-- EXTRACT TO READ follows --
We came to the decision to use each of these techniques independently – influenced by our own intuition, our birthing class, our friends, and our community.  As we began to research these separately, we learned that collectively all of these techniques are tools often employed by Attachment Parents.  Our indirect path to Attachment Parenting actually makes sense considering that the ideals established by its advocate, Dr. William Sears, were based on what he believes parents intuitively would do if not for social pressures. 

To many people, the idea of encouraging intuitive parenting sounds synonymous to encouraging wild, feral parenting.  This is especially true in our culture.  Our culture emphasizes self-control, discipline and the ideal of an independent infant.  Parents are taught to remain vigilant to avoid the ultimate in parenting failure:  a spoiled child.  Previous generations were taught to prevent this mistake with the reminder to never “spare the rod.”  Our society no longer advocates physical abuse, but the pressure to use methods that feel uncomfortable to many parents are still strongly encouraged for “the child’s own good. ”  The best example of this is methods that promote “self-soothing” to foster the illusion of an independent infant.
-- EXTRACT TO READ concluded --
-- RECORDS SHOWN follows --
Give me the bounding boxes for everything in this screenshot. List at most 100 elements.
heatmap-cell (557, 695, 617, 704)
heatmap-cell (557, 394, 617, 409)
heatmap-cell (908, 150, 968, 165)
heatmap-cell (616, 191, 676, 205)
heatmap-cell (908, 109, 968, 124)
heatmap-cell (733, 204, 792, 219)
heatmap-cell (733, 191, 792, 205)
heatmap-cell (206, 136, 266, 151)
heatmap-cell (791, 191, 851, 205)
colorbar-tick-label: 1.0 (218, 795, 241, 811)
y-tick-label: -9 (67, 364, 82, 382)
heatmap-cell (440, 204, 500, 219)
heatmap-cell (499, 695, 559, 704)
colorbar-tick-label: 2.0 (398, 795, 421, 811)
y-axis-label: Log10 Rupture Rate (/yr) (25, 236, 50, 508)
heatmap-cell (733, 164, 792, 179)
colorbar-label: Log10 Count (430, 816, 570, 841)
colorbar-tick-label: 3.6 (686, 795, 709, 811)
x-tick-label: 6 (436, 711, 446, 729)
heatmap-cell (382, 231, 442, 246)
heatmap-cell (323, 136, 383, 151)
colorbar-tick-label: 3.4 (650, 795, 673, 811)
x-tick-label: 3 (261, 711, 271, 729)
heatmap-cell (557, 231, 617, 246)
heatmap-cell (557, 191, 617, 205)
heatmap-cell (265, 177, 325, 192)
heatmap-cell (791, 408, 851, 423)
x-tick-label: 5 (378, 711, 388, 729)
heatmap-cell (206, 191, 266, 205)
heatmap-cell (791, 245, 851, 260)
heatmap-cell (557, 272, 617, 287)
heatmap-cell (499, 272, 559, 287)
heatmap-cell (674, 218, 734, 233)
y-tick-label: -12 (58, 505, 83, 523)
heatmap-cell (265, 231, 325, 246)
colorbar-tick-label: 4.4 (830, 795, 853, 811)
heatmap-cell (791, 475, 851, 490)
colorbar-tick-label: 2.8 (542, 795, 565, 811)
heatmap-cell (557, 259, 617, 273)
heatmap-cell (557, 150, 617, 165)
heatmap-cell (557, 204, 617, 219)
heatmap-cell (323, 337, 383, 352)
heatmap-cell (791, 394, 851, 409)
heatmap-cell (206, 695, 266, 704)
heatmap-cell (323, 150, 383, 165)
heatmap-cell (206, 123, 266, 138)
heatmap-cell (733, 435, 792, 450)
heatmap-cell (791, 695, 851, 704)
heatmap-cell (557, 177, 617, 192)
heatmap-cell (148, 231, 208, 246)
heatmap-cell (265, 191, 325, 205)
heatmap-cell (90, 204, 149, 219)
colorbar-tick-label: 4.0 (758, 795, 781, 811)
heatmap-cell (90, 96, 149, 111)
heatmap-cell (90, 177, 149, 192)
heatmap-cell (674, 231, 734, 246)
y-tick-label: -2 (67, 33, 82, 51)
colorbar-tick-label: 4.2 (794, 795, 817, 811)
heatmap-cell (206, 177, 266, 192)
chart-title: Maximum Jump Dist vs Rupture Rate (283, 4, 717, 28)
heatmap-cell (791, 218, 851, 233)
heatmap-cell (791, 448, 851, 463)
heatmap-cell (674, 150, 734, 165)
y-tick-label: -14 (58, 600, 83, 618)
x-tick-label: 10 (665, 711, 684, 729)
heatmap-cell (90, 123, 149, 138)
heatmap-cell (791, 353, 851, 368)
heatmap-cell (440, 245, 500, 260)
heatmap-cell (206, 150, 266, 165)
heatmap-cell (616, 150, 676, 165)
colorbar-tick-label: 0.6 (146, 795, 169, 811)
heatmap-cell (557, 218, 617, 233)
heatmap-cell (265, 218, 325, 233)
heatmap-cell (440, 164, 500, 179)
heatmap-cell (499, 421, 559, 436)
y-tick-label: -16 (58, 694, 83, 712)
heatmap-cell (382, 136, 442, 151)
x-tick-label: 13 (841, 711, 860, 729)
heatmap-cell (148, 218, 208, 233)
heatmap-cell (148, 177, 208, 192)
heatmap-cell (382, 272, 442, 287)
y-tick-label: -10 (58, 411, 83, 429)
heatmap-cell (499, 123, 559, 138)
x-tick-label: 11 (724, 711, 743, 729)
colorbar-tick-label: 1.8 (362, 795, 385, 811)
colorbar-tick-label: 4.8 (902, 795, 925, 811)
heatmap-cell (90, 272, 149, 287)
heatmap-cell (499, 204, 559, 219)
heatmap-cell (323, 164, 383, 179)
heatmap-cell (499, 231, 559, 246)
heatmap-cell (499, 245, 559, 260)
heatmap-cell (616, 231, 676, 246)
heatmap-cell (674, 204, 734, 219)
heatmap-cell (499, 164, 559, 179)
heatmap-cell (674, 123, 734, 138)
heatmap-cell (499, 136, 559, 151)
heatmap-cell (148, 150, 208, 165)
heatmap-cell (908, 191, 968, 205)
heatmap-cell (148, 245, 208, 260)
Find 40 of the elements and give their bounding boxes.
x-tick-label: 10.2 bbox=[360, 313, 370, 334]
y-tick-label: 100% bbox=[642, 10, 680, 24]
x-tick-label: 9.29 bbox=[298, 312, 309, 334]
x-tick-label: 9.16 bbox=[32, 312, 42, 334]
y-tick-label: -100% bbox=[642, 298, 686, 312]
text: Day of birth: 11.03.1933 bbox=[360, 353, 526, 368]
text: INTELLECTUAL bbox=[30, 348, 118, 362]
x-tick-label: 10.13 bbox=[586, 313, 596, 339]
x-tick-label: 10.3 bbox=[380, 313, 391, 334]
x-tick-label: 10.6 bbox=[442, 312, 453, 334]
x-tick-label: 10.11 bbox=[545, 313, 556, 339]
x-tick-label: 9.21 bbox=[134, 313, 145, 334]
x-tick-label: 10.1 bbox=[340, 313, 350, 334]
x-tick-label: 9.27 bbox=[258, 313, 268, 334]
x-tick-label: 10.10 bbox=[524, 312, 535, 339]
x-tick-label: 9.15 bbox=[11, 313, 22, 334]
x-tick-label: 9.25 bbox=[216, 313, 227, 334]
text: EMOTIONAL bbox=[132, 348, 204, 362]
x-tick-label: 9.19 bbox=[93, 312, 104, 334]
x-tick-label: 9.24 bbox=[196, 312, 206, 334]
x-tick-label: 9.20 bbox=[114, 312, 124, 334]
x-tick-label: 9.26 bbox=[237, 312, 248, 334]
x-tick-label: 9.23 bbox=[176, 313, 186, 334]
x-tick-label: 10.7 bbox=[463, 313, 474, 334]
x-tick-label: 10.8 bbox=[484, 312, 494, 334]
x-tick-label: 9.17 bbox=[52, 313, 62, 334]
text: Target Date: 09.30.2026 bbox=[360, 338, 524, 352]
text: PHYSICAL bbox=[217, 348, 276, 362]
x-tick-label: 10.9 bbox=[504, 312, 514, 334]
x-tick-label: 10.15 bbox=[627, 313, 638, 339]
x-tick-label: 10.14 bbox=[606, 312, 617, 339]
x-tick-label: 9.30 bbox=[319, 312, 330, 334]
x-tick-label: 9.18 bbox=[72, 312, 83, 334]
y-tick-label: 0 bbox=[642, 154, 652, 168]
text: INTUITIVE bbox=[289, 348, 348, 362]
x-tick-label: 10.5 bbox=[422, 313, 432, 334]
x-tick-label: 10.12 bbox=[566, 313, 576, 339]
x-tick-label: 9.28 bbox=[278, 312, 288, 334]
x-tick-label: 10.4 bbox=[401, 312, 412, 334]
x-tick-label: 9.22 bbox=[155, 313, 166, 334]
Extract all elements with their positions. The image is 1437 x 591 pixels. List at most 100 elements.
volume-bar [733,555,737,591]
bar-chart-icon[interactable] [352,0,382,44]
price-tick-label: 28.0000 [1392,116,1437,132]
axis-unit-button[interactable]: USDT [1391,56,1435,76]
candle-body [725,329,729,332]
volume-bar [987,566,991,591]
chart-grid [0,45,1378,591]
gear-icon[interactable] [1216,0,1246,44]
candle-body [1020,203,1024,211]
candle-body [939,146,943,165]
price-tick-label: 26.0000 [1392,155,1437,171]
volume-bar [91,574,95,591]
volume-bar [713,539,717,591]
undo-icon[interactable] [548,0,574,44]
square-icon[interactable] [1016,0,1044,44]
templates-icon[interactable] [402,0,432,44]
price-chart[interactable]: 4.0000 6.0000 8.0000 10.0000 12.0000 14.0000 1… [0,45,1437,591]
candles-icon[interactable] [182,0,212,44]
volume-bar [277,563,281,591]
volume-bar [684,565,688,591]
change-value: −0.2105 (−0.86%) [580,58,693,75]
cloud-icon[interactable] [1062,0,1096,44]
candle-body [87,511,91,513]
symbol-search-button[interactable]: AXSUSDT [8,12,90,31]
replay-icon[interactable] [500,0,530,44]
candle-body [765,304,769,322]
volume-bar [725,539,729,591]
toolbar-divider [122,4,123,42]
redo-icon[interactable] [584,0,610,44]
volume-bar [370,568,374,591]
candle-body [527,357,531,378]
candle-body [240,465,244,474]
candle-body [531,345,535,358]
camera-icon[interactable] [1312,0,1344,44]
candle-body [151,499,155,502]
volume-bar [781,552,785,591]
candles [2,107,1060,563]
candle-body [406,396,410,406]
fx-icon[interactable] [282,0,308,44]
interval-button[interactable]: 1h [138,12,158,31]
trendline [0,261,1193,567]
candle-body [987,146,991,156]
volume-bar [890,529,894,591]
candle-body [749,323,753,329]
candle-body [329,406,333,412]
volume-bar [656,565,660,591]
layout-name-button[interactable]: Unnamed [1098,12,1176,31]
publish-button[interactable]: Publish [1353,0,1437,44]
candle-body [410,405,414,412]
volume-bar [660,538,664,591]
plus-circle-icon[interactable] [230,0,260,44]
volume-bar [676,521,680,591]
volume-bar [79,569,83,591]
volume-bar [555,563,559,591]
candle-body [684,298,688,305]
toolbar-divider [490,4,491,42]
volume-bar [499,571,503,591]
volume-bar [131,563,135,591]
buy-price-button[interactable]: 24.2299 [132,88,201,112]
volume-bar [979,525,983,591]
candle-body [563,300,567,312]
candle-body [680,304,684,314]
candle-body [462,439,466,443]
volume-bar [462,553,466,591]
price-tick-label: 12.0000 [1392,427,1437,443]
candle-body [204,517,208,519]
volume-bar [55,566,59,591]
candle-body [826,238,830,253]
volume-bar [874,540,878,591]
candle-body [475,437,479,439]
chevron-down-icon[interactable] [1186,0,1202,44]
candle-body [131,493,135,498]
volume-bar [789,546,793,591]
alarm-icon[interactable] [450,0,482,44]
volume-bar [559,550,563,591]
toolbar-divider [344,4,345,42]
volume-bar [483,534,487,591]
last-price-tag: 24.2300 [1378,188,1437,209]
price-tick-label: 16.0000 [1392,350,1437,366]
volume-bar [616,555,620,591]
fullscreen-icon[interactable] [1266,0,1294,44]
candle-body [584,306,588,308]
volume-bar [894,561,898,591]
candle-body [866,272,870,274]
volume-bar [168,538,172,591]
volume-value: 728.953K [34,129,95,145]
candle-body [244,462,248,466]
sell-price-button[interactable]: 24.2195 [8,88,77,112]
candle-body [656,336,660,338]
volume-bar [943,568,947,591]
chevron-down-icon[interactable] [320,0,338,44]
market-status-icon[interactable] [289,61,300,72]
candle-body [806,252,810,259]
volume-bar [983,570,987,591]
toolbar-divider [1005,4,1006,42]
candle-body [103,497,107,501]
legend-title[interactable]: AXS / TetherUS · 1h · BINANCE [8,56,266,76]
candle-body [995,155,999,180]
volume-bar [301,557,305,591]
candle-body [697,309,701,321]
-- RECORDS SHOWN concluded --
• _ACTIVITY LIST_:
[A] Translate this sentence from the parenting passage into Spanish: "Our culture emphasizes self-control, discipline and the ideal of an independent infant."
[B] Reproduce the parenting passage word for word from "To many people, the" to "illusion of an independent infant.".
The dataset entries are material separate from the parenting passage.

• _ANSWER SECTION_:
[A] Nuestra cultura enfatiza el autocontrol, la disciplina y el ideal de un bebé independiente.

[B]
To many people, the idea of encouraging intuitive parenting sounds synonymous to encouraging wild, feral parenting.  This is especially true in our culture.  Our culture emphasizes self-control, discipline and the ideal of an independent infant.  Parents are taught to remain vigilant to avoid the ultimate in parenting failure:  a spoiled child.  Previous generations were taught to prevent this mistake with the reminder to never “spare the rod.”  Our society no longer advocates physical abuse, but the pressure to use methods that feel uncomfortable to many parents are still strongly encouraged for “the child’s own good. ”  The best example of this is methods that promote “self-soothing” to foster the illusion of an independent infant.